▶ _Your goal_
The records below must be written out exactly, with every picture left behind.

▶ _Material_
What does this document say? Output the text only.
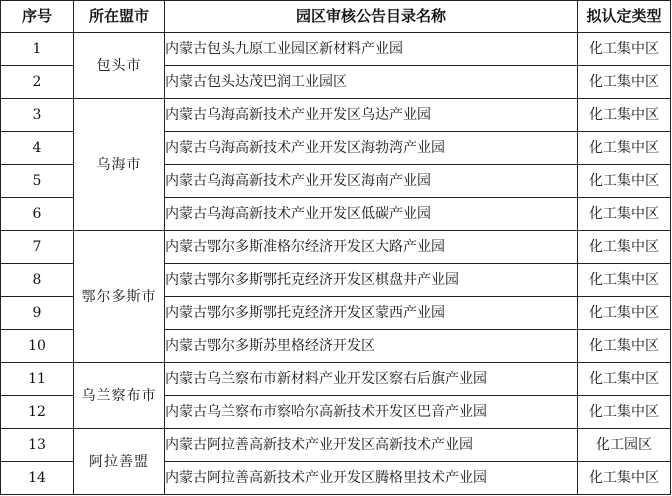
序号	所在盟市	园区审核公告目录名称	拟认定类型
1	包头市	内蒙古包头九原工业园区新材料产业园	化工集中区
2		内蒙古包头达茂巴润工业园区	化工集中区
3	乌海市	内蒙古乌海高新技术产业开发区乌达产业园	化工集中区
4		内蒙古乌海高新技术产业开发区海勃湾产业园	化工集中区
5		内蒙古乌海高新技术产业开发区海南产业园	化工集中区
6		内蒙古乌海高新技术产业开发区低碳产业园	化工集中区
7	鄂尔多斯市	内蒙古鄂尔多斯准格尔经济开发区大路产业园	化工集中区
8		内蒙古鄂尔多斯鄂托克经济开发区棋盘井产业园	化工集中区
9		内蒙古鄂尔多斯鄂托克经济开发区蒙西产业园	化工集中区
10		内蒙古鄂尔多斯苏里格经济开发区	化工集中区
11	乌兰察布市	内蒙古乌兰察布市新材料产业开发区察右后旗产业园	化工集中区
12		内蒙古乌兰察布市察哈尔高新技术开发区巴音产业园	化工集中区
13	阿拉善盟	内蒙古阿拉善高新技术产业开发区高新技术产业园	化工园区
14		内蒙古阿拉善高新技术产业开发区腾格里技术产业园	化工集中区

▶ _Task result_
What does this document say? Output the text only.
序号	所在盟市	园区审核公告目录名称	拟认定类型
1	包头市	内蒙古包头九原工业园区新材料产业园	化工集中区
2		内蒙古包头达茂巴润工业园区	化工集中区
3	乌海市	内蒙古乌海高新技术产业开发区乌达产业园	化工集中区
4		内蒙古乌海高新技术产业开发区海勃湾产业园	化工集中区
5		内蒙古乌海高新技术产业开发区海南产业园	化工集中区
6		内蒙古乌海高新技术产业开发区低碳产业园	化工集中区
7	鄂尔多斯市	内蒙古鄂尔多斯准格尔经济开发区大路产业园	化工集中区
8		内蒙古鄂尔多斯鄂托克经济开发区棋盘井产业园	化工集中区
9		内蒙古鄂尔多斯鄂托克经济开发区蒙西产业园	化工集中区
10		内蒙古鄂尔多斯苏里格经济开发区	化工集中区
11	乌兰察布市	内蒙古乌兰察布市新材料产业开发区察右后旗产业园	化工集中区
12		内蒙古乌兰察布市察哈尔高新技术开发区巴音产业园	化工集中区
13	阿拉善盟	内蒙古阿拉善高新技术产业开发区高新技术产业园	化工园区
14		内蒙古阿拉善高新技术产业开发区腾格里技术产业园	化工集中区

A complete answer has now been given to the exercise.